**Task instructions**
Every line below that contains "these" is to be copied.

# Start of Entries shown

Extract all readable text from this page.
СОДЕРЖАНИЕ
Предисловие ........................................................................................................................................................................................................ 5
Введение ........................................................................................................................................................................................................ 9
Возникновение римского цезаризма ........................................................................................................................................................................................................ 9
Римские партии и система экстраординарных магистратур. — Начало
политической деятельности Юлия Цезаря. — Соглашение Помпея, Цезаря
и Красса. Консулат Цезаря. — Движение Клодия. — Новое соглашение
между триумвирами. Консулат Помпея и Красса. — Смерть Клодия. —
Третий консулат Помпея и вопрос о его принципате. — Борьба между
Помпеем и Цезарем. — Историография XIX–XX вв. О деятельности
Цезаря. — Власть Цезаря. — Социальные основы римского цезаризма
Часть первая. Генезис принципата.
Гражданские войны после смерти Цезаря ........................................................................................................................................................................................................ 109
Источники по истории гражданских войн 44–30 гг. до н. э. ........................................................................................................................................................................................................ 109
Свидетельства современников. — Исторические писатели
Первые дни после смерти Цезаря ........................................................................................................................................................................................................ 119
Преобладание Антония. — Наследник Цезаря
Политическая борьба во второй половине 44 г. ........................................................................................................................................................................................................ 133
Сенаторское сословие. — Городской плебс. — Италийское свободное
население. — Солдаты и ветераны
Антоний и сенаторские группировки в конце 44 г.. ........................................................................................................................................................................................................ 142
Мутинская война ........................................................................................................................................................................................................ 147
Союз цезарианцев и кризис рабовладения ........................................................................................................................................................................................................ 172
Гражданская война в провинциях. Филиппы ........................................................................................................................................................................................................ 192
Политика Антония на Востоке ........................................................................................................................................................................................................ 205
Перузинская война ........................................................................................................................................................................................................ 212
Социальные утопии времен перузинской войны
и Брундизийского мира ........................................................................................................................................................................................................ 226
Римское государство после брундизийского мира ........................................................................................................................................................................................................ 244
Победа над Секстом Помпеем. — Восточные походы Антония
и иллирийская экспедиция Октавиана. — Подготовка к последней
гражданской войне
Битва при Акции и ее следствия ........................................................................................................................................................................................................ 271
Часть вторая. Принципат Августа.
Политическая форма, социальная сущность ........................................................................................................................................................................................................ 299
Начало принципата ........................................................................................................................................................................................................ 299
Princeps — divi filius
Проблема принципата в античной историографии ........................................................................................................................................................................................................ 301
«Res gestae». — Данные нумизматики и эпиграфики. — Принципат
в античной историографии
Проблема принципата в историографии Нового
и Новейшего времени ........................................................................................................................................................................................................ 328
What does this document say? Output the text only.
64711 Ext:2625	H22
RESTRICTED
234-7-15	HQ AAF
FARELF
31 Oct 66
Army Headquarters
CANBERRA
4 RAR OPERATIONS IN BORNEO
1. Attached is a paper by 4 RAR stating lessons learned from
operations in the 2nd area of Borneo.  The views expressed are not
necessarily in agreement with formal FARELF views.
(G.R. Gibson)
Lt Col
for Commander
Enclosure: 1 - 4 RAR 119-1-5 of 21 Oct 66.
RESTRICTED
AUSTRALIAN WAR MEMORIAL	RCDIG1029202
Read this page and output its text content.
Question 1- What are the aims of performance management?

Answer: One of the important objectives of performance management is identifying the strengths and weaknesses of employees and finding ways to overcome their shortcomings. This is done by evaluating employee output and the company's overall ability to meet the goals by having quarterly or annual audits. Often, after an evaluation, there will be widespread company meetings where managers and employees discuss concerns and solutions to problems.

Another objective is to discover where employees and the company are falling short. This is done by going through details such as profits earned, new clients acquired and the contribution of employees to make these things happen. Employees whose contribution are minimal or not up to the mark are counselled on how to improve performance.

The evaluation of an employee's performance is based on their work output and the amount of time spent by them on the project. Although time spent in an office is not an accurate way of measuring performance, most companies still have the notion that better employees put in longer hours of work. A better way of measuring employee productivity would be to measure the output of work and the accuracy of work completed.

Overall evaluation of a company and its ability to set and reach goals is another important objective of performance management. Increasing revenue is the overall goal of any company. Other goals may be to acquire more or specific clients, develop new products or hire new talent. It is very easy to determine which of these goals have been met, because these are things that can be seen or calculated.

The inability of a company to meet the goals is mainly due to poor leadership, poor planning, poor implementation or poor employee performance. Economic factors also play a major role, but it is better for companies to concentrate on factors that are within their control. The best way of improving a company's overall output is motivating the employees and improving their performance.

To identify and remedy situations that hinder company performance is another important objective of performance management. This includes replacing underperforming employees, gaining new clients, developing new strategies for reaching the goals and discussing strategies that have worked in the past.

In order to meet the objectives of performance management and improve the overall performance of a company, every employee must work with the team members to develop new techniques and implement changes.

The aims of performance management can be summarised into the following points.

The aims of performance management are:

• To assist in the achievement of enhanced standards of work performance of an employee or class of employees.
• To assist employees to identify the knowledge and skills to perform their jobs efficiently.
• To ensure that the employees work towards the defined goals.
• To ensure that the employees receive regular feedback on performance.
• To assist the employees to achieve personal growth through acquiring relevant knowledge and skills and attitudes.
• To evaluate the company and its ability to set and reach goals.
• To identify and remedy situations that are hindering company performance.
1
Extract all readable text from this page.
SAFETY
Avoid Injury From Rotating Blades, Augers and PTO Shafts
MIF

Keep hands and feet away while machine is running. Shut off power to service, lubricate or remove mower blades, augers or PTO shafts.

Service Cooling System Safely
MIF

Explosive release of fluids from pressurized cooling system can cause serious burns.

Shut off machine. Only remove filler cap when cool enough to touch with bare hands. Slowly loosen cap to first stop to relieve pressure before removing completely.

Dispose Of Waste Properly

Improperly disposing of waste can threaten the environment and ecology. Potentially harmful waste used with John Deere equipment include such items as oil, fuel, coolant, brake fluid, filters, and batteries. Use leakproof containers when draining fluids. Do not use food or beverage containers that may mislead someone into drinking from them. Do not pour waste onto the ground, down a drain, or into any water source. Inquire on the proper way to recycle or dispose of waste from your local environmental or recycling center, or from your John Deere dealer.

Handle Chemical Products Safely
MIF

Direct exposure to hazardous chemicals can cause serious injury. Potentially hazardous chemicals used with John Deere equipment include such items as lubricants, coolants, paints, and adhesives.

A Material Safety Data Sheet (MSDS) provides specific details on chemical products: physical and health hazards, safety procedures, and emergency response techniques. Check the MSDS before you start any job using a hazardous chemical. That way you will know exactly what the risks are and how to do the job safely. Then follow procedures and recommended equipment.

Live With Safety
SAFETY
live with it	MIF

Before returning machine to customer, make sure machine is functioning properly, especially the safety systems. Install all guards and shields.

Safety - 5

# End of Entries shown

**Exercise output**
Another objective is to discover where employees and the company are falling short. This is done by going through details such as profits earned, new clients acquired and the contribution of employees to make these things happen. Employees whose contribution are minimal or not up to the mark are counselled on how to improve performance.
Overall evaluation of a company and its ability to set and reach goals is another important objective of performance management. Increasing revenue is the overall goal of any company. Other goals may be to acquire more or specific clients, develop new products or hire new talent. It is very easy to determine which of these goals have been met, because these are things that can be seen or calculated.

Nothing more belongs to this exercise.